#### DATASET
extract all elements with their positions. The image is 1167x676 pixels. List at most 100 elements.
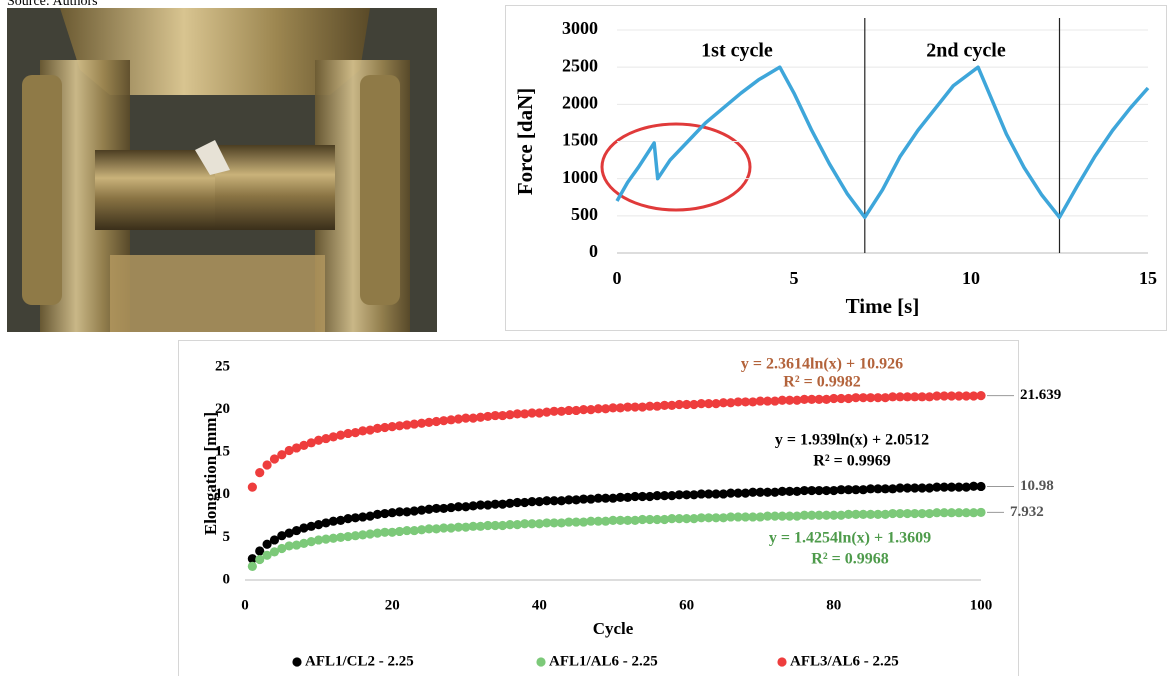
trend-r-squared: R² = 0.9982: [783, 374, 860, 391]
data-point: [417, 418, 427, 428]
data-point: [424, 504, 434, 514]
data-point: [829, 510, 839, 520]
data-point: [711, 513, 721, 523]
data-point: [247, 482, 257, 492]
data-point: [858, 485, 868, 495]
highlight-ellipse: [600, 122, 752, 212]
data-point: [358, 426, 368, 436]
data-point: [902, 392, 913, 402]
data-point: [571, 495, 581, 505]
data-point: [291, 443, 302, 453]
y-tick-label: 0: [589, 241, 598, 261]
x-axis-title: Cycle: [593, 619, 634, 638]
data-point: [372, 423, 383, 433]
data-point: [880, 509, 890, 519]
data-point: [417, 525, 427, 535]
y-tick-label: 25: [215, 358, 230, 374]
data-point: [269, 535, 280, 545]
data-point: [674, 514, 684, 524]
data-point: [755, 512, 765, 522]
data-point: [799, 485, 809, 496]
data-point: [556, 496, 567, 506]
data-point: [380, 422, 390, 433]
data-point: [520, 409, 530, 419]
data-point: [637, 514, 648, 525]
data-point: [556, 406, 567, 416]
data-point: [505, 498, 515, 508]
data-point: [755, 487, 765, 497]
data-point: [917, 483, 927, 493]
data-point: [321, 518, 331, 528]
data-point: [564, 495, 574, 505]
data-point: [689, 514, 699, 524]
data-point: [880, 484, 890, 494]
data-point: [247, 561, 257, 571]
data-point: [873, 393, 883, 403]
data-point: [520, 519, 530, 529]
trend-equation: y = 1.4254ln(x) + 1.3609: [769, 530, 931, 547]
data-point: [336, 515, 346, 525]
data-point: [431, 524, 441, 534]
data-point: [762, 396, 773, 406]
data-point: [328, 516, 338, 526]
data-point: [976, 507, 986, 518]
data-point: [468, 413, 478, 423]
data-point: [821, 394, 832, 404]
data-point: [946, 482, 957, 492]
data-point: [740, 397, 751, 407]
data-point: [718, 489, 729, 499]
data-point: [549, 518, 559, 528]
data-point: [439, 503, 449, 514]
data-point: [630, 402, 640, 412]
data-point: [762, 487, 773, 497]
data-point: [814, 394, 824, 404]
data-point: [247, 554, 257, 564]
data-point: [954, 482, 964, 492]
data-point: [409, 419, 419, 429]
data-point: [262, 550, 272, 560]
data-point: [314, 520, 324, 530]
data-point: [615, 492, 625, 502]
data-point: [505, 520, 515, 530]
data-point: [615, 403, 625, 413]
trend-equation: y = 1.939ln(x) + 2.0512: [775, 432, 929, 449]
data-point: [696, 489, 706, 499]
data-point: [895, 483, 905, 493]
data-point: [534, 519, 545, 529]
data-point: [866, 484, 876, 494]
data-point: [910, 483, 920, 493]
data-point: [380, 508, 390, 519]
data-point: [314, 435, 324, 445]
data-point: [785, 486, 795, 496]
data-label: 7.932: [1010, 504, 1044, 520]
data-point: [932, 391, 942, 401]
chart-frame: [505, 5, 1167, 331]
data-point: [593, 516, 603, 526]
data-point: [704, 513, 714, 523]
data-point: [873, 509, 883, 519]
data-point: [321, 433, 331, 444]
data-point: [365, 529, 375, 539]
data-point: [409, 525, 419, 536]
data-point: [704, 489, 714, 499]
data-point: [726, 512, 736, 522]
data-point: [615, 515, 625, 525]
data-point: [939, 482, 949, 492]
data-point: [667, 400, 677, 410]
data-point: [608, 515, 618, 525]
y-tick-label: 15: [215, 444, 230, 460]
data-point: [821, 510, 832, 520]
data-point: [586, 405, 596, 415]
data-point: [358, 512, 368, 522]
x-tick-label: 20: [385, 597, 400, 613]
data-point: [718, 513, 729, 523]
source-note: Source: Authors: [7, 0, 98, 9]
data-point: [954, 508, 964, 518]
data-point: [689, 399, 699, 410]
data-point: [490, 410, 500, 421]
data-point: [571, 517, 581, 527]
data-point: [748, 512, 758, 522]
data-point: [851, 509, 861, 519]
data-point: [586, 516, 596, 526]
data-point: [748, 487, 758, 497]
########
### WHAT YOU NEED TO DO
Return each line of the entries above that contains the string "tick". Case counts.

### EXERCISE RESPONSE
y-tick-label: 0: [589, 241, 598, 261]
y-tick-label: 25: [215, 358, 230, 374]
y-tick-label: 15: [215, 444, 230, 460]
x-tick-label: 20: [385, 597, 400, 613]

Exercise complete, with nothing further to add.